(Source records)

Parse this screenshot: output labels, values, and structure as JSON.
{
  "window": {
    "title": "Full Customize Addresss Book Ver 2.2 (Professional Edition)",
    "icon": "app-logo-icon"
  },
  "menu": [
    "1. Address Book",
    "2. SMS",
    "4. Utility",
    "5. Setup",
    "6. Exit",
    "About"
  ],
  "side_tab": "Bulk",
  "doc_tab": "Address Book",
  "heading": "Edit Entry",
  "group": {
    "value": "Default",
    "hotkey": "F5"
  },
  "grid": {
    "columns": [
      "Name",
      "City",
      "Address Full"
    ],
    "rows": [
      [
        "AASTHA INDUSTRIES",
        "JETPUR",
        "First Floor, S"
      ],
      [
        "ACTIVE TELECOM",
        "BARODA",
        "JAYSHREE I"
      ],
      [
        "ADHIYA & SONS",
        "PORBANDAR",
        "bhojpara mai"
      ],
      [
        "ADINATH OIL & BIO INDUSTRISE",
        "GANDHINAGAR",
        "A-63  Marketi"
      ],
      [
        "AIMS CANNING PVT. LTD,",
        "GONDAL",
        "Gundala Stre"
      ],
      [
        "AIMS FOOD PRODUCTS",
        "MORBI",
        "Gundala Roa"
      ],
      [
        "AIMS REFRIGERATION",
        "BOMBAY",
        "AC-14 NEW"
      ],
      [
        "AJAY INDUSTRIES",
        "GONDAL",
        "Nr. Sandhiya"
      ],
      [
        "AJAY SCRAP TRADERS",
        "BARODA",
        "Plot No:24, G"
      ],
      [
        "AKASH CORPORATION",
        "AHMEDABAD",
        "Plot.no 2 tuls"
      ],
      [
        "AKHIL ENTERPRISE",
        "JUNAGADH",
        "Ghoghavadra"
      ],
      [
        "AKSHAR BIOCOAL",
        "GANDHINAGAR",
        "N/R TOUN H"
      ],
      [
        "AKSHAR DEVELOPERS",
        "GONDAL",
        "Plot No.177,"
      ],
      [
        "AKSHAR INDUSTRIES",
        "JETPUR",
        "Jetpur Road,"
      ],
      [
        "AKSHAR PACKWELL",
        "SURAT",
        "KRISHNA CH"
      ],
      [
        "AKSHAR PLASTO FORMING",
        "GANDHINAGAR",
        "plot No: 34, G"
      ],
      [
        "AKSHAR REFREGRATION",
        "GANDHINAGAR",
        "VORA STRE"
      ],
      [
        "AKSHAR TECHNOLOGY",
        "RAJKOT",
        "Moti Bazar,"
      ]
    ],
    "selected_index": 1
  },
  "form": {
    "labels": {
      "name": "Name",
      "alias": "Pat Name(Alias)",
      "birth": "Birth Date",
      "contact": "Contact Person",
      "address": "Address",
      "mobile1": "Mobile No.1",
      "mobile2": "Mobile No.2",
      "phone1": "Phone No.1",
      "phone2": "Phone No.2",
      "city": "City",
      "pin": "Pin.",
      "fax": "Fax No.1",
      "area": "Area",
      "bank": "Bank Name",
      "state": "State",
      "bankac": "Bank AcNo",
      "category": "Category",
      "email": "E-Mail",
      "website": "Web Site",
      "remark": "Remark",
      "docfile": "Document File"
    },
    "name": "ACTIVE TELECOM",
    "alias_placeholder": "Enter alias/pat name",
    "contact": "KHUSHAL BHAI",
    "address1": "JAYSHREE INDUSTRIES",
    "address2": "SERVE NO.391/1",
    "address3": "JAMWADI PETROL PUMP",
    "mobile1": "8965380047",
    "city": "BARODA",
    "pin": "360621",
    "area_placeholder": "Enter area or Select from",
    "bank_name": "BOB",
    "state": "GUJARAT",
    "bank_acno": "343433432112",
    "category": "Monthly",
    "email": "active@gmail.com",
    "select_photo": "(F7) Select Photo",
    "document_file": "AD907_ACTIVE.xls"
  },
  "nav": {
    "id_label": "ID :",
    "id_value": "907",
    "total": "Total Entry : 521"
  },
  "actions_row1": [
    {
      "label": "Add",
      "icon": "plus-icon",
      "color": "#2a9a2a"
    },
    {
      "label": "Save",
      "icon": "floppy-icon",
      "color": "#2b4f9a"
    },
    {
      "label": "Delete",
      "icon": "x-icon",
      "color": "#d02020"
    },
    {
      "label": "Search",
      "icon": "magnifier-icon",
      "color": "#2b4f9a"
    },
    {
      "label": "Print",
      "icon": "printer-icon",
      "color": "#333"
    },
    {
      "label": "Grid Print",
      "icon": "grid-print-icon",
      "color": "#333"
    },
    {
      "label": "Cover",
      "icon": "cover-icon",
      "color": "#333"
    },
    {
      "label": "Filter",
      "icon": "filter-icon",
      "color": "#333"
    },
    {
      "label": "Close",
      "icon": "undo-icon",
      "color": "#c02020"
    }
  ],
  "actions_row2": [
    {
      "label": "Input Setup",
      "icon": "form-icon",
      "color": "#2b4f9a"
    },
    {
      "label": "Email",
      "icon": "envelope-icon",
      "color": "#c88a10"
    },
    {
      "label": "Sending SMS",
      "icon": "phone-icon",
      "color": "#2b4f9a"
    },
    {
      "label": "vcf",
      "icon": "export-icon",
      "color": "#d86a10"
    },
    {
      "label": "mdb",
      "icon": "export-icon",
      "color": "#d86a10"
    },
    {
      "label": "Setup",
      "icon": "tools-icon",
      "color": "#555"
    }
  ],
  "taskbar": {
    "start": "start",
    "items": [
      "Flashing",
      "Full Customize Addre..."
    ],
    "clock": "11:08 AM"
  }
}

| Problem description |
Filter the entries and copy out every line with the word "contact".

| Complete output |
      "contact": "Contact Person",
    "contact": "KHUSHAL BHAI",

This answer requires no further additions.